Given problem
Update the lines below, changing every "FancyBboxPatch shape" to "Box shape" and keeping everything else the same.

Information provided
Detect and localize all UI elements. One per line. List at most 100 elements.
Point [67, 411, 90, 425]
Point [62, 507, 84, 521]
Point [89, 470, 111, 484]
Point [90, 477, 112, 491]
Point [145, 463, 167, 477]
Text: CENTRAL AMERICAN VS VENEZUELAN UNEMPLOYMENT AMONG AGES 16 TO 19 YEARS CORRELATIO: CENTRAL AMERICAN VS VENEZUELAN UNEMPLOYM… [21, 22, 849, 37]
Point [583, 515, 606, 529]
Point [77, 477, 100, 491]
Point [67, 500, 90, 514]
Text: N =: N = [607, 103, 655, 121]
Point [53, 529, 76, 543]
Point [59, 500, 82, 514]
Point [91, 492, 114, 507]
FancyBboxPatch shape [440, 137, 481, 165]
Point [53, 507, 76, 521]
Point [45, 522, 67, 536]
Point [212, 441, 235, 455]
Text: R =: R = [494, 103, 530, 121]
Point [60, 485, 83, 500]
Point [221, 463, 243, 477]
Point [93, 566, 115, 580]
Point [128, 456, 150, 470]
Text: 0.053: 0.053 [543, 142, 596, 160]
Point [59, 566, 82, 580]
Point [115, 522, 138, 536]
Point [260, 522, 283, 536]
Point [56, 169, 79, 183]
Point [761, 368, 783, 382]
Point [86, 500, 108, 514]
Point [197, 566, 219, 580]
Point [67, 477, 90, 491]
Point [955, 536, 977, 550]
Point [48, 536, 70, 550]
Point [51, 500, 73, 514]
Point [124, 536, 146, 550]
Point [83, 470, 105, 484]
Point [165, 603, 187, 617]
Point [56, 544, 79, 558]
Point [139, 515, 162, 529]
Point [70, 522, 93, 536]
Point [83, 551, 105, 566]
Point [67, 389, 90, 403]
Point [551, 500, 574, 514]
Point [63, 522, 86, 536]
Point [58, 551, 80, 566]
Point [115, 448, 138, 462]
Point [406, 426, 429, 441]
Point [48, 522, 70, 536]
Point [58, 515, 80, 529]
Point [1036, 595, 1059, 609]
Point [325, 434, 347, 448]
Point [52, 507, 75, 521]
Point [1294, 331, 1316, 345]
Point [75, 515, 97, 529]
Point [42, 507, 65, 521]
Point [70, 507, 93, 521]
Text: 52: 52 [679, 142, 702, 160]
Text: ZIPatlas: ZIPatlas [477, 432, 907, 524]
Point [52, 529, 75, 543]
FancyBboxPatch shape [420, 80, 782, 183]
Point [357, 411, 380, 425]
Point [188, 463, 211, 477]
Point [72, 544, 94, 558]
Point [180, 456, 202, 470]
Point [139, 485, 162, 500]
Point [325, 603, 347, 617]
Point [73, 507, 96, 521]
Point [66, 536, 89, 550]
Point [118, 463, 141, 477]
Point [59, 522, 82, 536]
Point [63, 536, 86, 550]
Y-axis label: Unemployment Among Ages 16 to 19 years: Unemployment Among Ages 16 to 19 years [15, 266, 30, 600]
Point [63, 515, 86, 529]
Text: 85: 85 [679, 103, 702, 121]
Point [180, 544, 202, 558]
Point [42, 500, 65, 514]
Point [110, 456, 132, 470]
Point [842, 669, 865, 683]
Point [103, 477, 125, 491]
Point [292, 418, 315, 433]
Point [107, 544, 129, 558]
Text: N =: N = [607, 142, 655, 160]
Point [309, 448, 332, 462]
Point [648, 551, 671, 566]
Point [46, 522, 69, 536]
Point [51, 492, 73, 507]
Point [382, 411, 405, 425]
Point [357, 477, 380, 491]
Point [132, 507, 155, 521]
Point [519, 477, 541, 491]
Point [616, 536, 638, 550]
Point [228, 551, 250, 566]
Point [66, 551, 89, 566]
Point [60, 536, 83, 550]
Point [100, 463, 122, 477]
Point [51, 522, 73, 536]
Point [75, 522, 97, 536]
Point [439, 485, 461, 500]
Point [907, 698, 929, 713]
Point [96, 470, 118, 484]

Solution to this task
Detect and localize all UI elements. One per line. List at most 100 elements.
Point [67, 411, 90, 425]
Point [62, 507, 84, 521]
Point [89, 470, 111, 484]
Point [90, 477, 112, 491]
Point [145, 463, 167, 477]
Text: CENTRAL AMERICAN VS VENEZUELAN UNEMPLOYMENT AMONG AGES 16 TO 19 YEARS CORRELATIO: CENTRAL AMERICAN VS VENEZUELAN UNEMPLOYM… [21, 22, 849, 37]
Point [583, 515, 606, 529]
Point [77, 477, 100, 491]
Point [67, 500, 90, 514]
Text: N =: N = [607, 103, 655, 121]
Point [53, 529, 76, 543]
Point [59, 500, 82, 514]
Point [91, 492, 114, 507]
Box shape [440, 137, 481, 165]
Point [53, 507, 76, 521]
Point [45, 522, 67, 536]
Point [212, 441, 235, 455]
Text: R =: R = [494, 103, 530, 121]
Point [60, 485, 83, 500]
Point [221, 463, 243, 477]
Point [93, 566, 115, 580]
Point [128, 456, 150, 470]
Text: 0.053: 0.053 [543, 142, 596, 160]
Point [59, 566, 82, 580]
Point [115, 522, 138, 536]
Point [260, 522, 283, 536]
Point [56, 169, 79, 183]
Point [761, 368, 783, 382]
Point [86, 500, 108, 514]
Point [197, 566, 219, 580]
Point [67, 477, 90, 491]
Point [955, 536, 977, 550]
Point [48, 536, 70, 550]
Point [51, 500, 73, 514]
Point [124, 536, 146, 550]
Point [83, 470, 105, 484]
Point [165, 603, 187, 617]
Point [56, 544, 79, 558]
Point [139, 515, 162, 529]
Point [70, 522, 93, 536]
Point [83, 551, 105, 566]
Point [67, 389, 90, 403]
Point [551, 500, 574, 514]
Point [63, 522, 86, 536]
Point [58, 551, 80, 566]
Point [115, 448, 138, 462]
Point [406, 426, 429, 441]
Point [48, 522, 70, 536]
Point [58, 515, 80, 529]
Point [1036, 595, 1059, 609]
Point [325, 434, 347, 448]
Point [52, 507, 75, 521]
Point [1294, 331, 1316, 345]
Point [75, 515, 97, 529]
Point [42, 507, 65, 521]
Point [70, 507, 93, 521]
Text: 52: 52 [679, 142, 702, 160]
Text: ZIPatlas: ZIPatlas [477, 432, 907, 524]
Point [52, 529, 75, 543]
Box shape [420, 80, 782, 183]
Point [357, 411, 380, 425]
Point [188, 463, 211, 477]
Point [72, 544, 94, 558]
Point [180, 456, 202, 470]
Point [139, 485, 162, 500]
Point [325, 603, 347, 617]
Point [73, 507, 96, 521]
Point [66, 536, 89, 550]
Point [118, 463, 141, 477]
Point [59, 522, 82, 536]
Point [63, 536, 86, 550]
Y-axis label: Unemployment Among Ages 16 to 19 years: Unemployment Among Ages 16 to 19 years [15, 266, 30, 600]
Point [63, 515, 86, 529]
Text: 85: 85 [679, 103, 702, 121]
Point [180, 544, 202, 558]
Point [42, 500, 65, 514]
Point [110, 456, 132, 470]
Point [842, 669, 865, 683]
Point [103, 477, 125, 491]
Point [292, 418, 315, 433]
Point [107, 544, 129, 558]
Text: N =: N = [607, 142, 655, 160]
Point [309, 448, 332, 462]
Point [648, 551, 671, 566]
Point [46, 522, 69, 536]
Point [51, 492, 73, 507]
Point [382, 411, 405, 425]
Point [357, 477, 380, 491]
Point [132, 507, 155, 521]
Point [519, 477, 541, 491]
Point [616, 536, 638, 550]
Point [228, 551, 250, 566]
Point [66, 551, 89, 566]
Point [60, 536, 83, 550]
Point [100, 463, 122, 477]
Point [51, 522, 73, 536]
Point [75, 522, 97, 536]
Point [439, 485, 461, 500]
Point [907, 698, 929, 713]
Point [96, 470, 118, 484]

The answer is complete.